Given instruction: Below is a set of entries. Reproduce exactly the lines from the one containing "Output the text content of this document." through the end, both included.

::::::::::

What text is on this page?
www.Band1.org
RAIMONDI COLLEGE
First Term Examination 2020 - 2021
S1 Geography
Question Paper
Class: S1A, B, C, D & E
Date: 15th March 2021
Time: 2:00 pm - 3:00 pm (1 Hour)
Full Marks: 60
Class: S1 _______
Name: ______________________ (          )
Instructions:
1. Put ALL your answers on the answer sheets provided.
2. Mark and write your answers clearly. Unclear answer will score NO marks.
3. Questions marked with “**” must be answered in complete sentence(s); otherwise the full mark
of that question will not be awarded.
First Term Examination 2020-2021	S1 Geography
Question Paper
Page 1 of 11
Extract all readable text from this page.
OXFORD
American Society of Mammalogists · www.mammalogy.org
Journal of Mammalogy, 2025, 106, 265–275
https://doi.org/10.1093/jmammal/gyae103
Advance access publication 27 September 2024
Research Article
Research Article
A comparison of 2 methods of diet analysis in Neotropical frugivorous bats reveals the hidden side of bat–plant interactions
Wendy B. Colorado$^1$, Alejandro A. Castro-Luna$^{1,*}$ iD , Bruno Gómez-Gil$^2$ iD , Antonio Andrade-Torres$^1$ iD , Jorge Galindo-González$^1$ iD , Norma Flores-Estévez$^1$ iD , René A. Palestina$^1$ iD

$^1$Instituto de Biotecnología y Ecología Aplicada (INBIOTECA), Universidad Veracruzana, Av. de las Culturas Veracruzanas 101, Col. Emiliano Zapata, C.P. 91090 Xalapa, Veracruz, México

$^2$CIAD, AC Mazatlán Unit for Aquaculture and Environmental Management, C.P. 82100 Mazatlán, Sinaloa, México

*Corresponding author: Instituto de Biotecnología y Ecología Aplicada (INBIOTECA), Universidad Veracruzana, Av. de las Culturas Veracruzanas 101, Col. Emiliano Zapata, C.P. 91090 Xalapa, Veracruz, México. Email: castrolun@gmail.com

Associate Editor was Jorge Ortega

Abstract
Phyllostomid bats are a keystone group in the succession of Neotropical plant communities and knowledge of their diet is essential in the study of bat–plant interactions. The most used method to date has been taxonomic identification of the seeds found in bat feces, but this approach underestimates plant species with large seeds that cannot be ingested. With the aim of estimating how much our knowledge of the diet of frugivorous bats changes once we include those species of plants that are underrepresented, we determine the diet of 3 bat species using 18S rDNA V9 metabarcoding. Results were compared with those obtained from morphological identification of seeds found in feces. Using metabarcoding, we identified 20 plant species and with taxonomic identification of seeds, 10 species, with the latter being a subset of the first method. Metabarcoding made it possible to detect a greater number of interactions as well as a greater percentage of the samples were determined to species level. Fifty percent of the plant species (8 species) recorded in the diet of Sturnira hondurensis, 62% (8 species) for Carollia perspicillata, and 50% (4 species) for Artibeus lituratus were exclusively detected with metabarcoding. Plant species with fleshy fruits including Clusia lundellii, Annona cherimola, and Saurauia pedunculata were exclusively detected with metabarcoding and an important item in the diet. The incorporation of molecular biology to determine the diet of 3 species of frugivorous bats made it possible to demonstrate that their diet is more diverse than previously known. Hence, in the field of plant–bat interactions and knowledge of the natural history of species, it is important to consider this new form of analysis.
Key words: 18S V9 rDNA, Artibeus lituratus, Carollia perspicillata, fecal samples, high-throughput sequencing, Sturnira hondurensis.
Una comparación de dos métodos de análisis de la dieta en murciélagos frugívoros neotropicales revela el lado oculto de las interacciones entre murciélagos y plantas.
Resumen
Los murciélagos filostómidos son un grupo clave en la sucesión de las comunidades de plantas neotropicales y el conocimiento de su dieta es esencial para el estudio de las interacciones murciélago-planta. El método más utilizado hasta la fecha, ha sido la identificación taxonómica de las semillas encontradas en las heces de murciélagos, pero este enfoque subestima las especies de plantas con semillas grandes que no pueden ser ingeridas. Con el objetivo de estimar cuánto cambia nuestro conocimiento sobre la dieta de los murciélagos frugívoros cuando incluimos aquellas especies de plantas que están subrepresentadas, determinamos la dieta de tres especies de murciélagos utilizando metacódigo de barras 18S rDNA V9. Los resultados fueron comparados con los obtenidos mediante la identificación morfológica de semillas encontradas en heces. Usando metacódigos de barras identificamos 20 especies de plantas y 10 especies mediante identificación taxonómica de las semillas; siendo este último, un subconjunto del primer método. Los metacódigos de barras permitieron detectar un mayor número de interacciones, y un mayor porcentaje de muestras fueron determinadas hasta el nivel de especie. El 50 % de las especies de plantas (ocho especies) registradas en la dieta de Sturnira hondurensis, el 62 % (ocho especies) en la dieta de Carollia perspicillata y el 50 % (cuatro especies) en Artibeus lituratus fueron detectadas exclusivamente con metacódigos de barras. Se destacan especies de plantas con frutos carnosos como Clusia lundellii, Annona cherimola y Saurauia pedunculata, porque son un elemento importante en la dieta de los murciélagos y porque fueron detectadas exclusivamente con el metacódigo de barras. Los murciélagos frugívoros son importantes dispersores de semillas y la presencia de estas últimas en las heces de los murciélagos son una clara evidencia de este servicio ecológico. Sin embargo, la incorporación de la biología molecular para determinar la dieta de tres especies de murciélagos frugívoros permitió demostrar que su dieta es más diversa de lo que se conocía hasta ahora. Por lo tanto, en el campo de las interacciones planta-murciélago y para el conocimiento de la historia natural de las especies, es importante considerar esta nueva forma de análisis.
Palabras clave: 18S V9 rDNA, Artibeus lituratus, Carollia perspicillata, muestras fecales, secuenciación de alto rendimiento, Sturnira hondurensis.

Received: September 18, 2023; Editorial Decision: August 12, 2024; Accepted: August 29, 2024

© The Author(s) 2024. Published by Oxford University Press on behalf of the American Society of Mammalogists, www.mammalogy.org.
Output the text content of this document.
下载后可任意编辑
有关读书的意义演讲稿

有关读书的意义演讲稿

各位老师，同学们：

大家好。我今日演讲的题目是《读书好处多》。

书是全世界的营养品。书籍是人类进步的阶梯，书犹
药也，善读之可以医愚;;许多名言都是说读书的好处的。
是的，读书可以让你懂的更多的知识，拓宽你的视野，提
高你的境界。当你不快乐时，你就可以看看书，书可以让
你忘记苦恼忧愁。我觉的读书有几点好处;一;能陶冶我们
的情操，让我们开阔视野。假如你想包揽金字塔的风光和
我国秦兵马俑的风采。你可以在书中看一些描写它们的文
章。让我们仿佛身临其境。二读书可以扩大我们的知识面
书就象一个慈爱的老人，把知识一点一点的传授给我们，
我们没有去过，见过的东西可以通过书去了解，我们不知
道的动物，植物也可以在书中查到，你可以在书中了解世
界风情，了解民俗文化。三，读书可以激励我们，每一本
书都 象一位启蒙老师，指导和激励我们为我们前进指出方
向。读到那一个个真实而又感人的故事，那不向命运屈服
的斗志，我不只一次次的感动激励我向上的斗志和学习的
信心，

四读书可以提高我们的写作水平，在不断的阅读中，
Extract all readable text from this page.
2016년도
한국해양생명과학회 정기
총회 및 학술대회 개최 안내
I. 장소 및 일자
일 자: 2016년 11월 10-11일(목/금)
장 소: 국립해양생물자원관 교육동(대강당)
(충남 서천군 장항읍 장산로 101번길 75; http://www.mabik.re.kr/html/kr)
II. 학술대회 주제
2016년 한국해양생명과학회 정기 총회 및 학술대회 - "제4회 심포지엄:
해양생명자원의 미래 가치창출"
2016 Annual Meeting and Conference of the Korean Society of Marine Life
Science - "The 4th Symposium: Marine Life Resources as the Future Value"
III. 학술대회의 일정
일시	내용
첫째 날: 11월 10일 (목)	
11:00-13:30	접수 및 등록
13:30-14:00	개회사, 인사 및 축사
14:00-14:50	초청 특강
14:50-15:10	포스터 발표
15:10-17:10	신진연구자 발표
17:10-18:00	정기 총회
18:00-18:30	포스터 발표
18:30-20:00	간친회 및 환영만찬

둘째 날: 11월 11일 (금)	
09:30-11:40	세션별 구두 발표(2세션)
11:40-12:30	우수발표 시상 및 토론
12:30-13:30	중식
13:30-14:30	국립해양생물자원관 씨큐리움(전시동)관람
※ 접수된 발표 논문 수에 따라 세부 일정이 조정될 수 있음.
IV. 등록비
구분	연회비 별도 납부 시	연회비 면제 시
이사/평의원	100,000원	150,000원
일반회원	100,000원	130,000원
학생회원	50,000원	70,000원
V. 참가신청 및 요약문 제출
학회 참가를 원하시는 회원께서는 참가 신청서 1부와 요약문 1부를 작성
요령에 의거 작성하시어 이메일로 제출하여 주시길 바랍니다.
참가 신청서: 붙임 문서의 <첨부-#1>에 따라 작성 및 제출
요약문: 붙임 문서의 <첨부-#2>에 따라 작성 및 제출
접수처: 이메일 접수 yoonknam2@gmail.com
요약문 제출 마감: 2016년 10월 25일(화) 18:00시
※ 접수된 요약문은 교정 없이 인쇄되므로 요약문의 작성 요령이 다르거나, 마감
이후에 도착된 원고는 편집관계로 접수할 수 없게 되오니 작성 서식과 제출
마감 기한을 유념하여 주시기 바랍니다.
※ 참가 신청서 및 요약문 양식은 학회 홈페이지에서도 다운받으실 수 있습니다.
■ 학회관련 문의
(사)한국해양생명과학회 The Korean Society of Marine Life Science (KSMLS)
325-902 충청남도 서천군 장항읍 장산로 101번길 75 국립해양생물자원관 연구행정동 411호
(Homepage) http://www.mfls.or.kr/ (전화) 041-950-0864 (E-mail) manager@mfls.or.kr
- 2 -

::::::::::

Response to the exercise:
Output the text content of this document.
下载后可任意编辑
有关读书的意义演讲稿

有关读书的意义演讲稿

各位老师，同学们：

大家好。我今日演讲的题目是《读书好处多》。

书是全世界的营养品。书籍是人类进步的阶梯，书犹
药也，善读之可以医愚;;许多名言都是说读书的好处的。
是的，读书可以让你懂的更多的知识，拓宽你的视野，提
高你的境界。当你不快乐时，你就可以看看书，书可以让
你忘记苦恼忧愁。我觉的读书有几点好处;一;能陶冶我们
的情操，让我们开阔视野。假如你想包揽金字塔的风光和
我国秦兵马俑的风采。你可以在书中看一些描写它们的文
章。让我们仿佛身临其境。二读书可以扩大我们的知识面
书就象一个慈爱的老人，把知识一点一点的传授给我们，
我们没有去过，见过的东西可以通过书去了解，我们不知
道的动物，植物也可以在书中查到，你可以在书中了解世
界风情，了解民俗文化。三，读书可以激励我们，每一本
书都 象一位启蒙老师，指导和激励我们为我们前进指出方
向。读到那一个个真实而又感人的故事，那不向命运屈服
的斗志，我不只一次次的感动激励我向上的斗志和学习的
信心，

四读书可以提高我们的写作水平，在不断的阅读中，
Extract all readable text from this page.
2016년도
한국해양생명과학회 정기
총회 및 학술대회 개최 안내
I. 장소 및 일자
일 자: 2016년 11월 10-11일(목/금)
장 소: 국립해양생물자원관 교육동(대강당)
(충남 서천군 장항읍 장산로 101번길 75; http://www.mabik.re.kr/html/kr)
II. 학술대회 주제
2016년 한국해양생명과학회 정기 총회 및 학술대회 - "제4회 심포지엄:
해양생명자원의 미래 가치창출"
2016 Annual Meeting and Conference of the Korean Society of Marine Life
Science - "The 4th Symposium: Marine Life Resources as the Future Value"
III. 학술대회의 일정
일시	내용
첫째 날: 11월 10일 (목)	
11:00-13:30	접수 및 등록
13:30-14:00	개회사, 인사 및 축사
14:00-14:50	초청 특강
14:50-15:10	포스터 발표
15:10-17:10	신진연구자 발표
17:10-18:00	정기 총회
18:00-18:30	포스터 발표
18:30-20:00	간친회 및 환영만찬

둘째 날: 11월 11일 (금)	
09:30-11:40	세션별 구두 발표(2세션)
11:40-12:30	우수발표 시상 및 토론
12:30-13:30	중식
13:30-14:30	국립해양생물자원관 씨큐리움(전시동)관람
※ 접수된 발표 논문 수에 따라 세부 일정이 조정될 수 있음.
IV. 등록비
구분	연회비 별도 납부 시	연회비 면제 시
이사/평의원	100,000원	150,000원
일반회원	100,000원	130,000원
학생회원	50,000원	70,000원
V. 참가신청 및 요약문 제출
학회 참가를 원하시는 회원께서는 참가 신청서 1부와 요약문 1부를 작성
요령에 의거 작성하시어 이메일로 제출하여 주시길 바랍니다.
참가 신청서: 붙임 문서의 <첨부-#1>에 따라 작성 및 제출
요약문: 붙임 문서의 <첨부-#2>에 따라 작성 및 제출
접수처: 이메일 접수 yoonknam2@gmail.com
요약문 제출 마감: 2016년 10월 25일(화) 18:00시
※ 접수된 요약문은 교정 없이 인쇄되므로 요약문의 작성 요령이 다르거나, 마감
이후에 도착된 원고는 편집관계로 접수할 수 없게 되오니 작성 서식과 제출
마감 기한을 유념하여 주시기 바랍니다.
※ 참가 신청서 및 요약문 양식은 학회 홈페이지에서도 다운받으실 수 있습니다.
■ 학회관련 문의
(사)한국해양생명과학회 The Korean Society of Marine Life Science (KSMLS)
325-902 충청남도 서천군 장항읍 장산로 101번길 75 국립해양생물자원관 연구행정동 411호
(Homepage) http://www.mfls.or.kr/ (전화) 041-950-0864 (E-mail) manager@mfls.or.kr
- 2 -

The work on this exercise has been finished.